Reply with every entry, repeated exactly as given.

Records shown >>

------------------------------------------------------------------------

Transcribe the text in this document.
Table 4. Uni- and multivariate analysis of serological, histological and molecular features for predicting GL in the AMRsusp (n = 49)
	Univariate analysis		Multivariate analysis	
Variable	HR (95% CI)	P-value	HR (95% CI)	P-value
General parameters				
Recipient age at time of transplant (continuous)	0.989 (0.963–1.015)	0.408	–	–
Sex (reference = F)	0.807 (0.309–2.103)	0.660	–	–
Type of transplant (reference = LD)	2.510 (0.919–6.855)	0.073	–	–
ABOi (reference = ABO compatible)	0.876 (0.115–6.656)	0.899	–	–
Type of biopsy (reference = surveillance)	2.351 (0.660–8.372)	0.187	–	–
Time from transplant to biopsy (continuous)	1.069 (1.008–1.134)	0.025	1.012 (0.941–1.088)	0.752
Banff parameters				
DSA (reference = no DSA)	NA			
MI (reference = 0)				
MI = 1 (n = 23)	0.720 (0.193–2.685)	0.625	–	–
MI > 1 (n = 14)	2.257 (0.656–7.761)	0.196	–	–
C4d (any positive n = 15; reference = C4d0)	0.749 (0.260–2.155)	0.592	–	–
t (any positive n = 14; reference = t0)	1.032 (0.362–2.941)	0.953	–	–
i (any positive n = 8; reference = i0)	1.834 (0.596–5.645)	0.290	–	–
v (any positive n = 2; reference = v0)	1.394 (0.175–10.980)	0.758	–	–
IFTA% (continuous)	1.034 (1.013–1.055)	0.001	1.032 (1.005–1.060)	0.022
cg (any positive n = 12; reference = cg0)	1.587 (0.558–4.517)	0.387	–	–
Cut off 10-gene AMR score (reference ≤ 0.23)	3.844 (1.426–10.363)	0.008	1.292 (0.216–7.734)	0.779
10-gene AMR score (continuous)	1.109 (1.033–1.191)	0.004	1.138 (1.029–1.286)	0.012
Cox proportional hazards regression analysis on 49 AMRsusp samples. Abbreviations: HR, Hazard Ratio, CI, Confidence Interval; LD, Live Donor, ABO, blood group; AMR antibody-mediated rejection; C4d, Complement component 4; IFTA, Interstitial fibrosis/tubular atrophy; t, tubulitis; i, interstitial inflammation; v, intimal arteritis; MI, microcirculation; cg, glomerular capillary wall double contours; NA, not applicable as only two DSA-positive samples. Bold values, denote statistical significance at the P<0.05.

------------------------------------------------------------------------

Solution for this task >>
Transcribe the text in this document.
Table 4. Uni- and multivariate analysis of serological, histological and molecular features for predicting GL in the AMRsusp (n = 49)
	Univariate analysis		Multivariate analysis	
Variable	HR (95% CI)	P-value	HR (95% CI)	P-value
General parameters				
Recipient age at time of transplant (continuous)	0.989 (0.963–1.015)	0.408	–	–
Sex (reference = F)	0.807 (0.309–2.103)	0.660	–	–
Type of transplant (reference = LD)	2.510 (0.919–6.855)	0.073	–	–
ABOi (reference = ABO compatible)	0.876 (0.115–6.656)	0.899	–	–
Type of biopsy (reference = surveillance)	2.351 (0.660–8.372)	0.187	–	–
Time from transplant to biopsy (continuous)	1.069 (1.008–1.134)	0.025	1.012 (0.941–1.088)	0.752
Banff parameters				
DSA (reference = no DSA)	NA			
MI (reference = 0)				
MI = 1 (n = 23)	0.720 (0.193–2.685)	0.625	–	–
MI > 1 (n = 14)	2.257 (0.656–7.761)	0.196	–	–
C4d (any positive n = 15; reference = C4d0)	0.749 (0.260–2.155)	0.592	–	–
t (any positive n = 14; reference = t0)	1.032 (0.362–2.941)	0.953	–	–
i (any positive n = 8; reference = i0)	1.834 (0.596–5.645)	0.290	–	–
v (any positive n = 2; reference = v0)	1.394 (0.175–10.980)	0.758	–	–
IFTA% (continuous)	1.034 (1.013–1.055)	0.001	1.032 (1.005–1.060)	0.022
cg (any positive n = 12; reference = cg0)	1.587 (0.558–4.517)	0.387	–	–
Cut off 10-gene AMR score (reference ≤ 0.23)	3.844 (1.426–10.363)	0.008	1.292 (0.216–7.734)	0.779
10-gene AMR score (continuous)	1.109 (1.033–1.191)	0.004	1.138 (1.029–1.286)	0.012
Cox proportional hazards regression analysis on 49 AMRsusp samples. Abbreviations: HR, Hazard Ratio, CI, Confidence Interval; LD, Live Donor, ABO, blood group; AMR antibody-mediated rejection; C4d, Complement component 4; IFTA, Interstitial fibrosis/tubular atrophy; t, tubulitis; i, interstitial inflammation; v, intimal arteritis; MI, microcirculation; cg, glomerular capillary wall double contours; NA, not applicable as only two DSA-positive samples. Bold values, denote statistical significance at the P<0.05.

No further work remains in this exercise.